**Supplied data:**

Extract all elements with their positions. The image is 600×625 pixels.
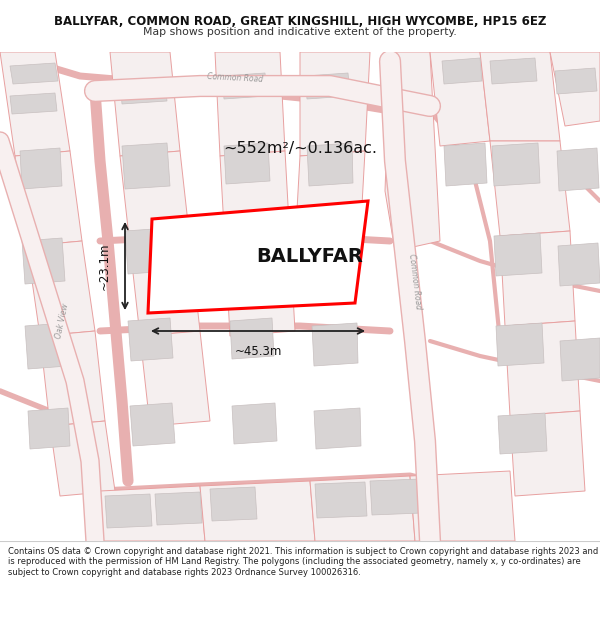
Polygon shape	[305, 73, 350, 99]
Polygon shape	[15, 151, 82, 246]
Polygon shape	[110, 52, 180, 156]
Polygon shape	[370, 479, 422, 515]
Polygon shape	[28, 408, 70, 449]
Polygon shape	[122, 143, 170, 189]
Polygon shape	[560, 338, 600, 381]
Text: BALLYFAR: BALLYFAR	[257, 246, 364, 266]
Polygon shape	[505, 321, 580, 416]
Polygon shape	[510, 411, 585, 496]
Polygon shape	[295, 151, 365, 246]
Polygon shape	[200, 481, 315, 541]
Text: Oak View: Oak View	[54, 302, 70, 339]
Text: Common Road: Common Road	[407, 253, 423, 309]
Polygon shape	[492, 143, 540, 186]
Polygon shape	[225, 241, 295, 336]
Polygon shape	[496, 323, 544, 366]
Polygon shape	[140, 331, 210, 426]
Polygon shape	[230, 318, 274, 359]
Polygon shape	[10, 93, 57, 114]
Text: ~45.3m: ~45.3m	[235, 345, 281, 358]
Polygon shape	[210, 487, 257, 521]
Polygon shape	[224, 143, 270, 184]
Polygon shape	[490, 58, 537, 84]
Polygon shape	[25, 323, 68, 369]
Polygon shape	[120, 151, 190, 246]
Polygon shape	[125, 228, 170, 274]
Polygon shape	[155, 492, 202, 525]
Polygon shape	[480, 52, 560, 141]
Polygon shape	[385, 52, 440, 251]
Polygon shape	[555, 68, 597, 94]
Polygon shape	[22, 238, 65, 284]
Text: Map shows position and indicative extent of the property.: Map shows position and indicative extent…	[143, 28, 457, 38]
Polygon shape	[130, 241, 200, 336]
Text: ~23.1m: ~23.1m	[98, 242, 111, 290]
Polygon shape	[312, 323, 358, 366]
Polygon shape	[410, 471, 515, 541]
Polygon shape	[10, 63, 58, 84]
Text: BALLYFAR, COMMON ROAD, GREAT KINGSHILL, HIGH WYCOMBE, HP15 6EZ: BALLYFAR, COMMON ROAD, GREAT KINGSHILL, …	[54, 14, 546, 28]
Text: Contains OS data © Crown copyright and database right 2021. This information is : Contains OS data © Crown copyright and d…	[8, 547, 598, 577]
Text: Common Road: Common Road	[207, 72, 263, 84]
Polygon shape	[232, 403, 277, 444]
Polygon shape	[222, 73, 267, 99]
Polygon shape	[128, 318, 173, 361]
Polygon shape	[220, 151, 290, 246]
Polygon shape	[550, 52, 600, 126]
Polygon shape	[227, 228, 272, 274]
Polygon shape	[558, 243, 600, 286]
Polygon shape	[105, 494, 152, 528]
Polygon shape	[40, 331, 105, 426]
Polygon shape	[27, 241, 95, 336]
Polygon shape	[20, 148, 62, 189]
Polygon shape	[130, 403, 175, 446]
Polygon shape	[444, 143, 487, 186]
Polygon shape	[307, 143, 353, 186]
Polygon shape	[442, 58, 482, 84]
Polygon shape	[490, 141, 570, 236]
Polygon shape	[100, 486, 205, 541]
Polygon shape	[430, 52, 490, 146]
Polygon shape	[498, 413, 547, 454]
Polygon shape	[300, 52, 370, 156]
Polygon shape	[557, 148, 599, 191]
Polygon shape	[310, 476, 415, 541]
Polygon shape	[215, 52, 285, 156]
Polygon shape	[314, 408, 361, 449]
Polygon shape	[500, 231, 575, 326]
Polygon shape	[0, 52, 70, 156]
Polygon shape	[50, 421, 115, 496]
Polygon shape	[494, 233, 542, 276]
Polygon shape	[120, 78, 167, 104]
Text: ~552m²/~0.136ac.: ~552m²/~0.136ac.	[223, 141, 377, 156]
Polygon shape	[148, 201, 368, 313]
Polygon shape	[315, 482, 367, 518]
Polygon shape	[310, 233, 356, 276]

**Problem details:** Rewrite the items with every "Polygon shape" changed to "Polygon outline" and everything else kept the same, leaving the pictures out.

**Exercise output:**
Extract all elements with their positions. The image is 600×625 pixels.
Polygon outline	[305, 73, 350, 99]
Polygon outline	[15, 151, 82, 246]
Polygon outline	[110, 52, 180, 156]
Polygon outline	[370, 479, 422, 515]
Polygon outline	[28, 408, 70, 449]
Polygon outline	[122, 143, 170, 189]
Polygon outline	[560, 338, 600, 381]
Text: BALLYFAR: BALLYFAR	[257, 246, 364, 266]
Polygon outline	[505, 321, 580, 416]
Polygon outline	[510, 411, 585, 496]
Polygon outline	[295, 151, 365, 246]
Polygon outline	[200, 481, 315, 541]
Text: Oak View: Oak View	[54, 302, 70, 339]
Text: Common Road: Common Road	[407, 253, 423, 309]
Polygon outline	[492, 143, 540, 186]
Polygon outline	[225, 241, 295, 336]
Polygon outline	[496, 323, 544, 366]
Polygon outline	[140, 331, 210, 426]
Polygon outline	[230, 318, 274, 359]
Polygon outline	[10, 93, 57, 114]
Text: ~45.3m: ~45.3m	[235, 345, 281, 358]
Polygon outline	[210, 487, 257, 521]
Polygon outline	[224, 143, 270, 184]
Polygon outline	[490, 58, 537, 84]
Polygon outline	[25, 323, 68, 369]
Polygon outline	[120, 151, 190, 246]
Polygon outline	[125, 228, 170, 274]
Polygon outline	[155, 492, 202, 525]
Polygon outline	[480, 52, 560, 141]
Polygon outline	[385, 52, 440, 251]
Polygon outline	[555, 68, 597, 94]
Polygon outline	[22, 238, 65, 284]
Text: Map shows position and indicative extent of the property.: Map shows position and indicative extent…	[143, 28, 457, 38]
Polygon outline	[130, 241, 200, 336]
Text: ~23.1m: ~23.1m	[98, 242, 111, 290]
Polygon outline	[312, 323, 358, 366]
Polygon outline	[410, 471, 515, 541]
Polygon outline	[10, 63, 58, 84]
Text: BALLYFAR, COMMON ROAD, GREAT KINGSHILL, HIGH WYCOMBE, HP15 6EZ: BALLYFAR, COMMON ROAD, GREAT KINGSHILL, …	[54, 14, 546, 28]
Text: Contains OS data © Crown copyright and database right 2021. This information is : Contains OS data © Crown copyright and d…	[8, 547, 598, 577]
Text: Common Road: Common Road	[207, 72, 263, 84]
Polygon outline	[232, 403, 277, 444]
Polygon outline	[222, 73, 267, 99]
Polygon outline	[128, 318, 173, 361]
Polygon outline	[220, 151, 290, 246]
Polygon outline	[550, 52, 600, 126]
Polygon outline	[227, 228, 272, 274]
Polygon outline	[558, 243, 600, 286]
Polygon outline	[105, 494, 152, 528]
Polygon outline	[40, 331, 105, 426]
Polygon outline	[27, 241, 95, 336]
Polygon outline	[20, 148, 62, 189]
Polygon outline	[130, 403, 175, 446]
Polygon outline	[444, 143, 487, 186]
Polygon outline	[307, 143, 353, 186]
Polygon outline	[442, 58, 482, 84]
Polygon outline	[490, 141, 570, 236]
Polygon outline	[100, 486, 205, 541]
Polygon outline	[430, 52, 490, 146]
Polygon outline	[498, 413, 547, 454]
Polygon outline	[300, 52, 370, 156]
Polygon outline	[557, 148, 599, 191]
Polygon outline	[310, 476, 415, 541]
Polygon outline	[215, 52, 285, 156]
Polygon outline	[314, 408, 361, 449]
Polygon outline	[500, 231, 575, 326]
Polygon outline	[0, 52, 70, 156]
Polygon outline	[50, 421, 115, 496]
Polygon outline	[494, 233, 542, 276]
Polygon outline	[120, 78, 167, 104]
Text: ~552m²/~0.136ac.: ~552m²/~0.136ac.	[223, 141, 377, 156]
Polygon outline	[148, 201, 368, 313]
Polygon outline	[315, 482, 367, 518]
Polygon outline	[310, 233, 356, 276]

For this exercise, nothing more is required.